#### Entries supplied:
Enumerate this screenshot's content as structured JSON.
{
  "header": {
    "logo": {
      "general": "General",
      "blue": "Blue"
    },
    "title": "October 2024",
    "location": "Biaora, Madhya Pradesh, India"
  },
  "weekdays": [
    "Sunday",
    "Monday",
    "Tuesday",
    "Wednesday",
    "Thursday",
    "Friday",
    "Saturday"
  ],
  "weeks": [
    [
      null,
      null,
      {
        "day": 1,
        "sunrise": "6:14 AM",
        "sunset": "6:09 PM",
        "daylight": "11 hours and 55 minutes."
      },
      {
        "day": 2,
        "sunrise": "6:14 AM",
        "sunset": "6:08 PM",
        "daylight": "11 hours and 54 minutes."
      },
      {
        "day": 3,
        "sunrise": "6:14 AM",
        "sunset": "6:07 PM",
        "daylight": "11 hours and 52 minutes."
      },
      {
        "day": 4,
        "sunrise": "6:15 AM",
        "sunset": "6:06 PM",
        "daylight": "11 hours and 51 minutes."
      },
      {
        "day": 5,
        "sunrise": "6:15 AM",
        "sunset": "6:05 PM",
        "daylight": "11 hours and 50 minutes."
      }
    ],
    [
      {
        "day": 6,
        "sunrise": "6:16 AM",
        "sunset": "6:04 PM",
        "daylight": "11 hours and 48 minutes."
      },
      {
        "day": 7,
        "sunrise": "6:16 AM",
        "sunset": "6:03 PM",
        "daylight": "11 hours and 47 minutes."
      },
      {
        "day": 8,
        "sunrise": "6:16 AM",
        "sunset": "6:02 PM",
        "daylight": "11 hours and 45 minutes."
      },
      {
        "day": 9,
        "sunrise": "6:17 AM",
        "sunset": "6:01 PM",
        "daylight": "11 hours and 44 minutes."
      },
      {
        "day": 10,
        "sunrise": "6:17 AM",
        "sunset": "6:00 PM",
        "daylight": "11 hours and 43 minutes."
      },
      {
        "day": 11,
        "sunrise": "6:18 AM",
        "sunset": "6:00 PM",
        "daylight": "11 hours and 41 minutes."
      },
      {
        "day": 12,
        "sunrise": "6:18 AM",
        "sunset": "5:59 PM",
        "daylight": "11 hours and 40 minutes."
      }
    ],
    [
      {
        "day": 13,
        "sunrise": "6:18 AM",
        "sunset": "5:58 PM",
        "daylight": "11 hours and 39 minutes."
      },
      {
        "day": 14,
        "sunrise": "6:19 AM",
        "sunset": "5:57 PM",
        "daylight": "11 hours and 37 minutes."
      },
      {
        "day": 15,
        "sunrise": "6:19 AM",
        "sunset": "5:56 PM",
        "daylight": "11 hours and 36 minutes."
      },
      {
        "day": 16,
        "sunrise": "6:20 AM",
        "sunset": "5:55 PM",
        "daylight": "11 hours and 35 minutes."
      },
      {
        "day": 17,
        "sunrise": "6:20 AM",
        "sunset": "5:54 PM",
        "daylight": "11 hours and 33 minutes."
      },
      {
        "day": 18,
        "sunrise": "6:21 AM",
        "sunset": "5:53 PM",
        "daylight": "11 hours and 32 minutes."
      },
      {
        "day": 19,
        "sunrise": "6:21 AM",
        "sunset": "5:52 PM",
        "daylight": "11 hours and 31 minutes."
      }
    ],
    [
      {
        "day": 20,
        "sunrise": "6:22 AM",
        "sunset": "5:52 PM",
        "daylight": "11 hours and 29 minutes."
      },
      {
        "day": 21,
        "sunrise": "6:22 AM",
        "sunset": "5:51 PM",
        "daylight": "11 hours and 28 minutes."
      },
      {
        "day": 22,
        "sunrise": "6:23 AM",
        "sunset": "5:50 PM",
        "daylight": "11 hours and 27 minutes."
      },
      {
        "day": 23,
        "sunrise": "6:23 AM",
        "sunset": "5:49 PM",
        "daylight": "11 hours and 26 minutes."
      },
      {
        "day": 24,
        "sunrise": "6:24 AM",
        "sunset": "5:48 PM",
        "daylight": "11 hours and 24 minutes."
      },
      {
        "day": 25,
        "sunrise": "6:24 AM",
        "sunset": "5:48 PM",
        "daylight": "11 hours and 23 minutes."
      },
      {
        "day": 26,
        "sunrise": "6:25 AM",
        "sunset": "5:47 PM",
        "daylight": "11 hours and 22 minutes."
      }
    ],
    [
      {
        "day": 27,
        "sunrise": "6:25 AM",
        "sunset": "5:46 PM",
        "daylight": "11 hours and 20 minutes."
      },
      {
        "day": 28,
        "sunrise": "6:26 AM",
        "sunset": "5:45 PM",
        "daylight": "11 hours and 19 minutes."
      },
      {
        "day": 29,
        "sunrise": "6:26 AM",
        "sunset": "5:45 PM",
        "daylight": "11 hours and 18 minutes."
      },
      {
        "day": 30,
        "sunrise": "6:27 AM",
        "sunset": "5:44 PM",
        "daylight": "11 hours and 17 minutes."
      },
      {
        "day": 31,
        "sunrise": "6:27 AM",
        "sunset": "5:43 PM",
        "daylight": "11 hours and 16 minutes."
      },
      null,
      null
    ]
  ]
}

#### What to do:
Write the data back out verbatim.

#### Exercise answer:
Enumerate this screenshot's content as structured JSON.
{
  "header": {
    "logo": {
      "general": "General",
      "blue": "Blue"
    },
    "title": "October 2024",
    "location": "Biaora, Madhya Pradesh, India"
  },
  "weekdays": [
    "Sunday",
    "Monday",
    "Tuesday",
    "Wednesday",
    "Thursday",
    "Friday",
    "Saturday"
  ],
  "weeks": [
    [
      null,
      null,
      {
        "day": 1,
        "sunrise": "6:14 AM",
        "sunset": "6:09 PM",
        "daylight": "11 hours and 55 minutes."
      },
      {
        "day": 2,
        "sunrise": "6:14 AM",
        "sunset": "6:08 PM",
        "daylight": "11 hours and 54 minutes."
      },
      {
        "day": 3,
        "sunrise": "6:14 AM",
        "sunset": "6:07 PM",
        "daylight": "11 hours and 52 minutes."
      },
      {
        "day": 4,
        "sunrise": "6:15 AM",
        "sunset": "6:06 PM",
        "daylight": "11 hours and 51 minutes."
      },
      {
        "day": 5,
        "sunrise": "6:15 AM",
        "sunset": "6:05 PM",
        "daylight": "11 hours and 50 minutes."
      }
    ],
    [
      {
        "day": 6,
        "sunrise": "6:16 AM",
        "sunset": "6:04 PM",
        "daylight": "11 hours and 48 minutes."
      },
      {
        "day": 7,
        "sunrise": "6:16 AM",
        "sunset": "6:03 PM",
        "daylight": "11 hours and 47 minutes."
      },
      {
        "day": 8,
        "sunrise": "6:16 AM",
        "sunset": "6:02 PM",
        "daylight": "11 hours and 45 minutes."
      },
      {
        "day": 9,
        "sunrise": "6:17 AM",
        "sunset": "6:01 PM",
        "daylight": "11 hours and 44 minutes."
      },
      {
        "day": 10,
        "sunrise": "6:17 AM",
        "sunset": "6:00 PM",
        "daylight": "11 hours and 43 minutes."
      },
      {
        "day": 11,
        "sunrise": "6:18 AM",
        "sunset": "6:00 PM",
        "daylight": "11 hours and 41 minutes."
      },
      {
        "day": 12,
        "sunrise": "6:18 AM",
        "sunset": "5:59 PM",
        "daylight": "11 hours and 40 minutes."
      }
    ],
    [
      {
        "day": 13,
        "sunrise": "6:18 AM",
        "sunset": "5:58 PM",
        "daylight": "11 hours and 39 minutes."
      },
      {
        "day": 14,
        "sunrise": "6:19 AM",
        "sunset": "5:57 PM",
        "daylight": "11 hours and 37 minutes."
      },
      {
        "day": 15,
        "sunrise": "6:19 AM",
        "sunset": "5:56 PM",
        "daylight": "11 hours and 36 minutes."
      },
      {
        "day": 16,
        "sunrise": "6:20 AM",
        "sunset": "5:55 PM",
        "daylight": "11 hours and 35 minutes."
      },
      {
        "day": 17,
        "sunrise": "6:20 AM",
        "sunset": "5:54 PM",
        "daylight": "11 hours and 33 minutes."
      },
      {
        "day": 18,
        "sunrise": "6:21 AM",
        "sunset": "5:53 PM",
        "daylight": "11 hours and 32 minutes."
      },
      {
        "day": 19,
        "sunrise": "6:21 AM",
        "sunset": "5:52 PM",
        "daylight": "11 hours and 31 minutes."
      }
    ],
    [
      {
        "day": 20,
        "sunrise": "6:22 AM",
        "sunset": "5:52 PM",
        "daylight": "11 hours and 29 minutes."
      },
      {
        "day": 21,
        "sunrise": "6:22 AM",
        "sunset": "5:51 PM",
        "daylight": "11 hours and 28 minutes."
      },
      {
        "day": 22,
        "sunrise": "6:23 AM",
        "sunset": "5:50 PM",
        "daylight": "11 hours and 27 minutes."
      },
      {
        "day": 23,
        "sunrise": "6:23 AM",
        "sunset": "5:49 PM",
        "daylight": "11 hours and 26 minutes."
      },
      {
        "day": 24,
        "sunrise": "6:24 AM",
        "sunset": "5:48 PM",
        "daylight": "11 hours and 24 minutes."
      },
      {
        "day": 25,
        "sunrise": "6:24 AM",
        "sunset": "5:48 PM",
        "daylight": "11 hours and 23 minutes."
      },
      {
        "day": 26,
        "sunrise": "6:25 AM",
        "sunset": "5:47 PM",
        "daylight": "11 hours and 22 minutes."
      }
    ],
    [
      {
        "day": 27,
        "sunrise": "6:25 AM",
        "sunset": "5:46 PM",
        "daylight": "11 hours and 20 minutes."
      },
      {
        "day": 28,
        "sunrise": "6:26 AM",
        "sunset": "5:45 PM",
        "daylight": "11 hours and 19 minutes."
      },
      {
        "day": 29,
        "sunrise": "6:26 AM",
        "sunset": "5:45 PM",
        "daylight": "11 hours and 18 minutes."
      },
      {
        "day": 30,
        "sunrise": "6:27 AM",
        "sunset": "5:44 PM",
        "daylight": "11 hours and 17 minutes."
      },
      {
        "day": 31,
        "sunrise": "6:27 AM",
        "sunset": "5:43 PM",
        "daylight": "11 hours and 16 minutes."
      },
      null,
      null
    ]
  ]
}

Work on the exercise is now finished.